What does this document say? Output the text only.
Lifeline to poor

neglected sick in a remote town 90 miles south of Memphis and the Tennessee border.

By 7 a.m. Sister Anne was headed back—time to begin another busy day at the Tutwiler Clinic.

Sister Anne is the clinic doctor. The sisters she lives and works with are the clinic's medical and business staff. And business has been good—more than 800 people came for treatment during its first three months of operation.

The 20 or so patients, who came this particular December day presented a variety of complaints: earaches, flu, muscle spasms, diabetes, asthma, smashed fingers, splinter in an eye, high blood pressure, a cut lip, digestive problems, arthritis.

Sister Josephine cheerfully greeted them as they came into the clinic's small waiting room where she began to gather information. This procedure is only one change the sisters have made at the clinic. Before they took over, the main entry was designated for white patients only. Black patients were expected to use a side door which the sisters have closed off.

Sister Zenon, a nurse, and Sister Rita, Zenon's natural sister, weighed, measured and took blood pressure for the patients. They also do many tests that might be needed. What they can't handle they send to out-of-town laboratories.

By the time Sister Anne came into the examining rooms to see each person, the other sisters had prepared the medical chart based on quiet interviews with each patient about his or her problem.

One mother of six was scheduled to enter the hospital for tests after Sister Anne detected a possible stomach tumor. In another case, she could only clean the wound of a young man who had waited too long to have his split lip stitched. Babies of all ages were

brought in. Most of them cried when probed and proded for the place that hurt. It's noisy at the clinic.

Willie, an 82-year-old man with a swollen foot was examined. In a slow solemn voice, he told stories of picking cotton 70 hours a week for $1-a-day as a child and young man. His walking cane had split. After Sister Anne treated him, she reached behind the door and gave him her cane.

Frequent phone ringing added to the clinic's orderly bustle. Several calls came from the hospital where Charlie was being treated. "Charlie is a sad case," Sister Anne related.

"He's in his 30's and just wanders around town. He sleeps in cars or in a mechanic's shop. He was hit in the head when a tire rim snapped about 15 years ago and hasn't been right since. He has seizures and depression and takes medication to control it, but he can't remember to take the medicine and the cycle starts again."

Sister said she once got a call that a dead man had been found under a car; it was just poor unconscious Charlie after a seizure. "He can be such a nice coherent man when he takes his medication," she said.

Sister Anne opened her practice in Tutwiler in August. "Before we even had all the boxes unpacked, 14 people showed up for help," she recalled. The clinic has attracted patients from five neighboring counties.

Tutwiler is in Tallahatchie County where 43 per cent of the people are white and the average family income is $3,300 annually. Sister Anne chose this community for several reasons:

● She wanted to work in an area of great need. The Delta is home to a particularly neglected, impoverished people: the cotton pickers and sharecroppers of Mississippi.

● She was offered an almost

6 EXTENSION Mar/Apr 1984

Exercise: All of the data shown above should be printed exactly as given.

Result of the exercise:
What does this document say? Output the text only.
Lifeline to poor

neglected sick in a remote town 90 miles south of Memphis and the Tennessee border.

By 7 a.m. Sister Anne was headed back—time to begin another busy day at the Tutwiler Clinic.

Sister Anne is the clinic doctor. The sisters she lives and works with are the clinic's medical and business staff. And business has been good—more than 800 people came for treatment during its first three months of operation.

The 20 or so patients, who came this particular December day presented a variety of complaints: earaches, flu, muscle spasms, diabetes, asthma, smashed fingers, splinter in an eye, high blood pressure, a cut lip, digestive problems, arthritis.

Sister Josephine cheerfully greeted them as they came into the clinic's small waiting room where she began to gather information. This procedure is only one change the sisters have made at the clinic. Before they took over, the main entry was designated for white patients only. Black patients were expected to use a side door which the sisters have closed off.

Sister Zenon, a nurse, and Sister Rita, Zenon's natural sister, weighed, measured and took blood pressure for the patients. They also do many tests that might be needed. What they can't handle they send to out-of-town laboratories.

By the time Sister Anne came into the examining rooms to see each person, the other sisters had prepared the medical chart based on quiet interviews with each patient about his or her problem.

One mother of six was scheduled to enter the hospital for tests after Sister Anne detected a possible stomach tumor. In another case, she could only clean the wound of a young man who had waited too long to have his split lip stitched. Babies of all ages were

brought in. Most of them cried when probed and proded for the place that hurt. It's noisy at the clinic.

Willie, an 82-year-old man with a swollen foot was examined. In a slow solemn voice, he told stories of picking cotton 70 hours a week for $1-a-day as a child and young man. His walking cane had split. After Sister Anne treated him, she reached behind the door and gave him her cane.

Frequent phone ringing added to the clinic's orderly bustle. Several calls came from the hospital where Charlie was being treated. "Charlie is a sad case," Sister Anne related.

"He's in his 30's and just wanders around town. He sleeps in cars or in a mechanic's shop. He was hit in the head when a tire rim snapped about 15 years ago and hasn't been right since. He has seizures and depression and takes medication to control it, but he can't remember to take the medicine and the cycle starts again."

Sister said she once got a call that a dead man had been found under a car; it was just poor unconscious Charlie after a seizure. "He can be such a nice coherent man when he takes his medication," she said.

Sister Anne opened her practice in Tutwiler in August. "Before we even had all the boxes unpacked, 14 people showed up for help," she recalled. The clinic has attracted patients from five neighboring counties.

Tutwiler is in Tallahatchie County where 43 per cent of the people are white and the average family income is $3,300 annually. Sister Anne chose this community for several reasons:

● She wanted to work in an area of great need. The Delta is home to a particularly neglected, impoverished people: the cotton pickers and sharecroppers of Mississippi.

● She was offered an almost

6 EXTENSION Mar/Apr 1984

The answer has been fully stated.